# start of Input material
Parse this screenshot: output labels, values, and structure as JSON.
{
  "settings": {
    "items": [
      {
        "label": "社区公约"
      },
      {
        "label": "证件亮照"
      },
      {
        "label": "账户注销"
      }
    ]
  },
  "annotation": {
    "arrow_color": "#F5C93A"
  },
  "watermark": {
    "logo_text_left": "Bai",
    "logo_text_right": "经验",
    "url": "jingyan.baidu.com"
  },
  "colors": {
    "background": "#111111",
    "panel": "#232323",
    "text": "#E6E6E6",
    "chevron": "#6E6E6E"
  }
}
# end of Input material
Task requirements: Quote the entire listing above exactly.

Solution:
Parse this screenshot: output labels, values, and structure as JSON.
{
  "settings": {
    "items": [
      {
        "label": "社区公约"
      },
      {
        "label": "证件亮照"
      },
      {
        "label": "账户注销"
      }
    ]
  },
  "annotation": {
    "arrow_color": "#F5C93A"
  },
  "watermark": {
    "logo_text_left": "Bai",
    "logo_text_right": "经验",
    "url": "jingyan.baidu.com"
  },
  "colors": {
    "background": "#111111",
    "panel": "#232323",
    "text": "#E6E6E6",
    "chevron": "#6E6E6E"
  }
}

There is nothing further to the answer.